**Challenge**
Write out all the entries word for word and omit any pictures.

**Provided records**
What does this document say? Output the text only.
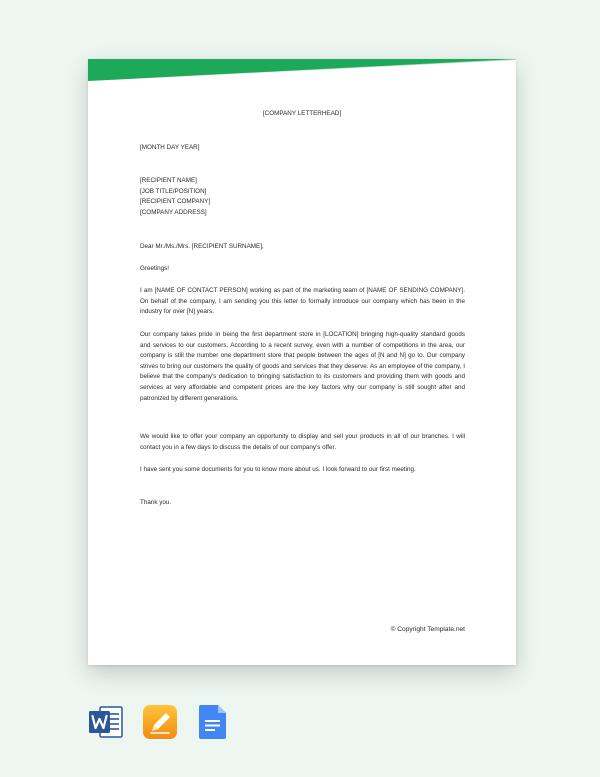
[COMPANY LETTERHEAD]

[MONTH DAY YEAR]

[RECIPIENT NAME]
[JOB TITLE/POSITION]
[RECIPIENT COMPANY]
[COMPANY ADDRESS]

Dear Mr./Ms./Mrs. [RECIPIENT SURNAME],

Greetings!

I am [NAME OF CONTACT PERSON] working as part of the marketing team of [NAME OF SENDING COMPANY]. On behalf of the company, I am sending you this letter to formally introduce our company which has been in the industry for over [N] years.

Our company takes pride in being the first department store in [LOCATION] bringing high-quality standard goods and services to our customers. According to a recent survey, even with a number of competitions in the area, our company is still the number one department store that people between the ages of [N and N] go to. Our company strives to bring our customers the quality of goods and services that they deserve. As an employee of the company, I believe that the company's dedication to bringing satisfaction to its customers and providing them with goods and services at very affordable and competent prices are the key factors why our company is still sought after and patronized by different generations.

We would like to offer your company an opportunity to display and sell your products in all of our branches. I will contact you in a few days to discuss the details of our company's offer.

I have sent you some documents for you to know more about us. I look forward to our first meeting.

Thank you.

© Copyright Template.net
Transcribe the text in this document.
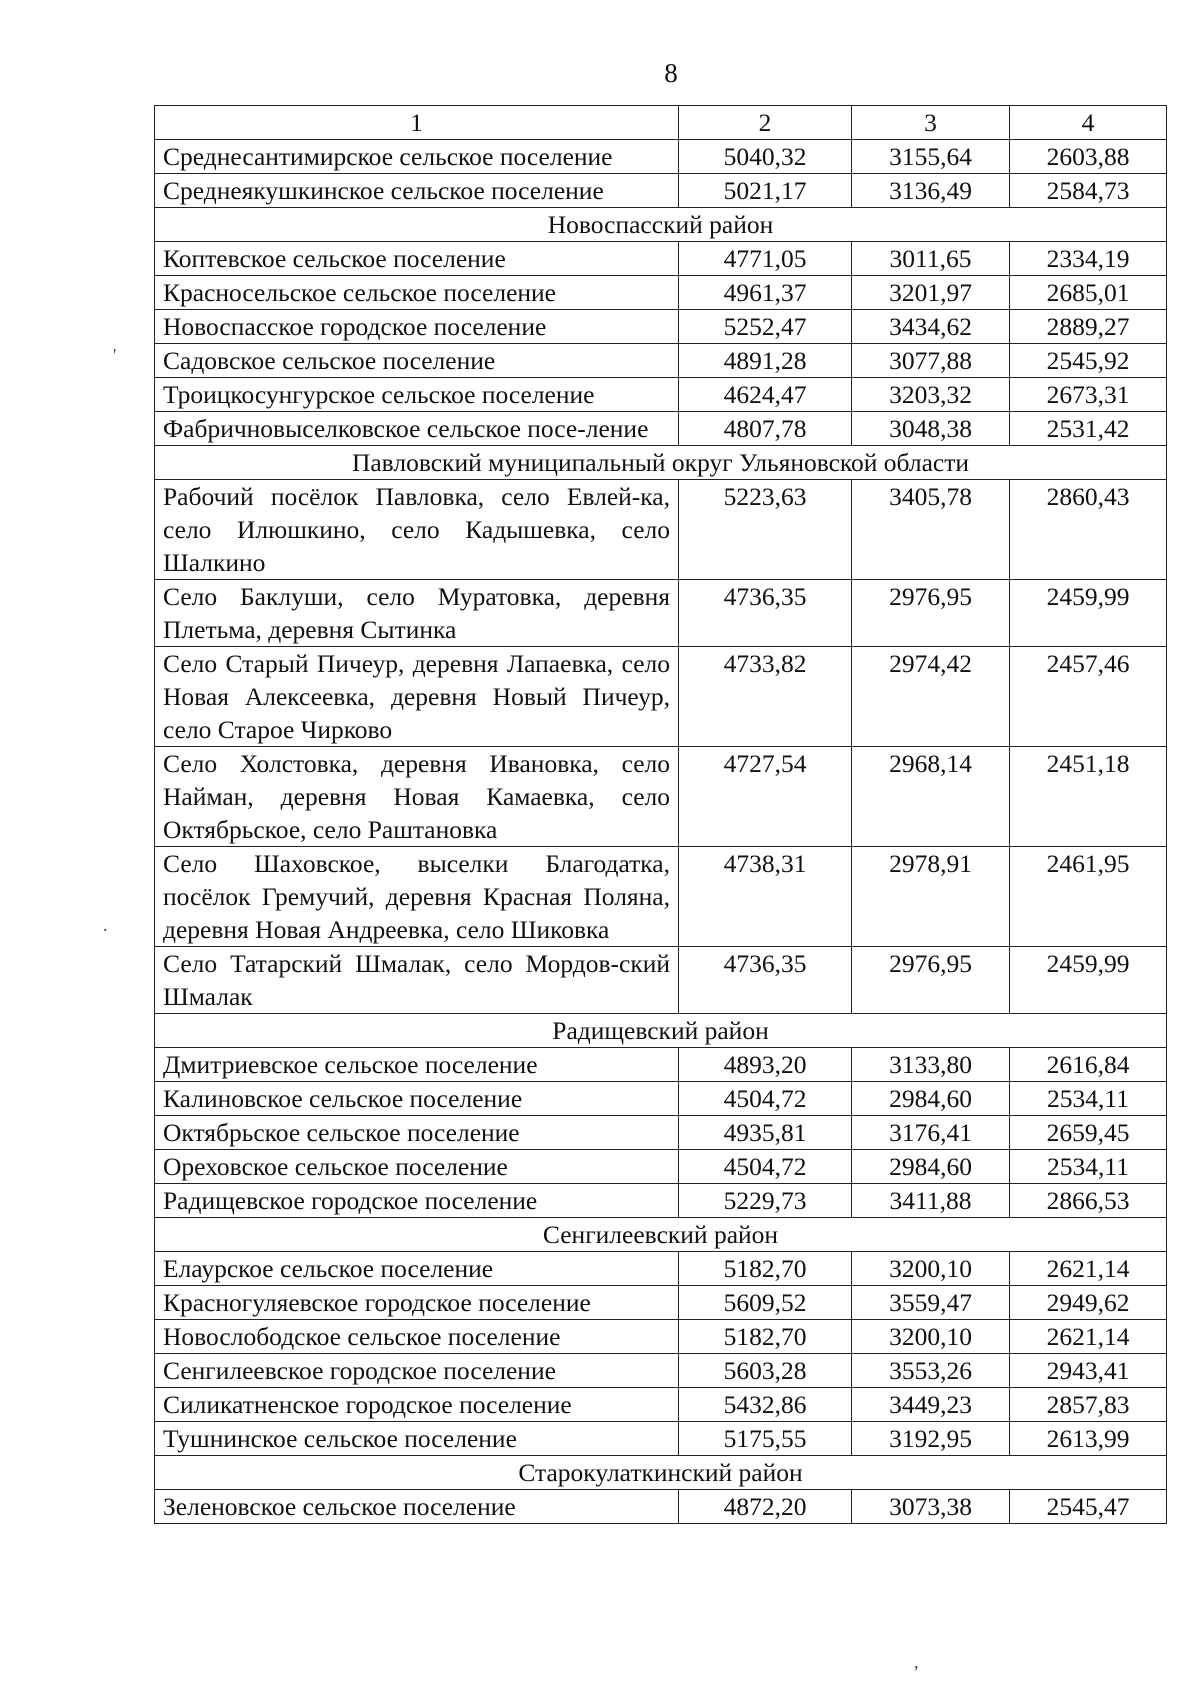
8
1	2	3	4
Среднесантимирское сельское поселение	5040,32	3155,64	2603,88
Среднеякушкинское сельское поселение	5021,17	3136,49	2584,73
Новоспасский район			
Коптевское сельское поселение	4771,05	3011,65	2334,19
Красносельское сельское поселение	4961,37	3201,97	2685,01
Новоспасское городское поселение	5252,47	3434,62	2889,27
Садовское сельское поселение	4891,28	3077,88	2545,92
Троицкосунгурское сельское поселение	4624,47	3203,32	2673,31
Фабричновыселковское сельское посе-ление	4807,78	3048,38	2531,42
Павловский муниципальный округ Ульяновской области			
Рабочий посёлок Павловка, село Евлей-ка, село Илюшкино, село Кадышевка, село Шалкино	5223,63	3405,78	2860,43
Село Баклуши, село Муратовка, деревня Плетьма, деревня Сытинка	4736,35	2976,95	2459,99
Село Старый Пичеур, деревня Лапаевка, село Новая Алексеевка, деревня Новый Пичеур, село Старое Чирково	4733,82	2974,42	2457,46
Село Холстовка, деревня Ивановка, село Найман, деревня Новая Камаевка, село Октябрьское, село Раштановка	4727,54	2968,14	2451,18
Село Шаховское, выселки Благодатка, посёлок Гремучий, деревня Красная Поляна, деревня Новая Андреевка, село Шиковка	4738,31	2978,91	2461,95
Село Татарский Шмалак, село Мордов-ский Шмалак	4736,35	2976,95	2459,99
Радищевский район			
Дмитриевское сельское поселение	4893,20	3133,80	2616,84
Калиновское сельское поселение	4504,72	2984,60	2534,11
Октябрьское сельское поселение	4935,81	3176,41	2659,45
Ореховское сельское поселение	4504,72	2984,60	2534,11
Радищевское городское поселение	5229,73	3411,88	2866,53
Сенгилеевский район			
Елаурское сельское поселение	5182,70	3200,10	2621,14
Красногуляевское городское поселение	5609,52	3559,47	2949,62
Новослободское сельское поселение	5182,70	3200,10	2621,14
Сенгилеевское городское поселение	5603,28	3553,26	2943,41
Силикатненское городское поселение	5432,86	3449,23	2857,83
Тушнинское сельское поселение	5175,55	3192,95	2613,99
Старокулаткинский район			
Зеленовское сельское поселение	4872,20	3073,38	2545,47
'
.
,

**Solution for this task**
What does this document say? Output the text only.
[COMPANY LETTERHEAD]

[MONTH DAY YEAR]

[RECIPIENT NAME]
[JOB TITLE/POSITION]
[RECIPIENT COMPANY]
[COMPANY ADDRESS]

Dear Mr./Ms./Mrs. [RECIPIENT SURNAME],

Greetings!

I am [NAME OF CONTACT PERSON] working as part of the marketing team of [NAME OF SENDING COMPANY]. On behalf of the company, I am sending you this letter to formally introduce our company which has been in the industry for over [N] years.

Our company takes pride in being the first department store in [LOCATION] bringing high-quality standard goods and services to our customers. According to a recent survey, even with a number of competitions in the area, our company is still the number one department store that people between the ages of [N and N] go to. Our company strives to bring our customers the quality of goods and services that they deserve. As an employee of the company, I believe that the company's dedication to bringing satisfaction to its customers and providing them with goods and services at very affordable and competent prices are the key factors why our company is still sought after and patronized by different generations.

We would like to offer your company an opportunity to display and sell your products in all of our branches. I will contact you in a few days to discuss the details of our company's offer.

I have sent you some documents for you to know more about us. I look forward to our first meeting.

Thank you.

© Copyright Template.net
Transcribe the text in this document.
8
1	2	3	4
Среднесантимирское сельское поселение	5040,32	3155,64	2603,88
Среднеякушкинское сельское поселение	5021,17	3136,49	2584,73
Новоспасский район			
Коптевское сельское поселение	4771,05	3011,65	2334,19
Красносельское сельское поселение	4961,37	3201,97	2685,01
Новоспасское городское поселение	5252,47	3434,62	2889,27
Садовское сельское поселение	4891,28	3077,88	2545,92
Троицкосунгурское сельское поселение	4624,47	3203,32	2673,31
Фабричновыселковское сельское посе-ление	4807,78	3048,38	2531,42
Павловский муниципальный округ Ульяновской области			
Рабочий посёлок Павловка, село Евлей-ка, село Илюшкино, село Кадышевка, село Шалкино	5223,63	3405,78	2860,43
Село Баклуши, село Муратовка, деревня Плетьма, деревня Сытинка	4736,35	2976,95	2459,99
Село Старый Пичеур, деревня Лапаевка, село Новая Алексеевка, деревня Новый Пичеур, село Старое Чирково	4733,82	2974,42	2457,46
Село Холстовка, деревня Ивановка, село Найман, деревня Новая Камаевка, село Октябрьское, село Раштановка	4727,54	2968,14	2451,18
Село Шаховское, выселки Благодатка, посёлок Гремучий, деревня Красная Поляна, деревня Новая Андреевка, село Шиковка	4738,31	2978,91	2461,95
Село Татарский Шмалак, село Мордов-ский Шмалак	4736,35	2976,95	2459,99
Радищевский район			
Дмитриевское сельское поселение	4893,20	3133,80	2616,84
Калиновское сельское поселение	4504,72	2984,60	2534,11
Октябрьское сельское поселение	4935,81	3176,41	2659,45
Ореховское сельское поселение	4504,72	2984,60	2534,11
Радищевское городское поселение	5229,73	3411,88	2866,53
Сенгилеевский район			
Елаурское сельское поселение	5182,70	3200,10	2621,14
Красногуляевское городское поселение	5609,52	3559,47	2949,62
Новослободское сельское поселение	5182,70	3200,10	2621,14
Сенгилеевское городское поселение	5603,28	3553,26	2943,41
Силикатненское городское поселение	5432,86	3449,23	2857,83
Тушнинское сельское поселение	5175,55	3192,95	2613,99
Старокулаткинский район			
Зеленовское сельское поселение	4872,20	3073,38	2545,47
'
.
,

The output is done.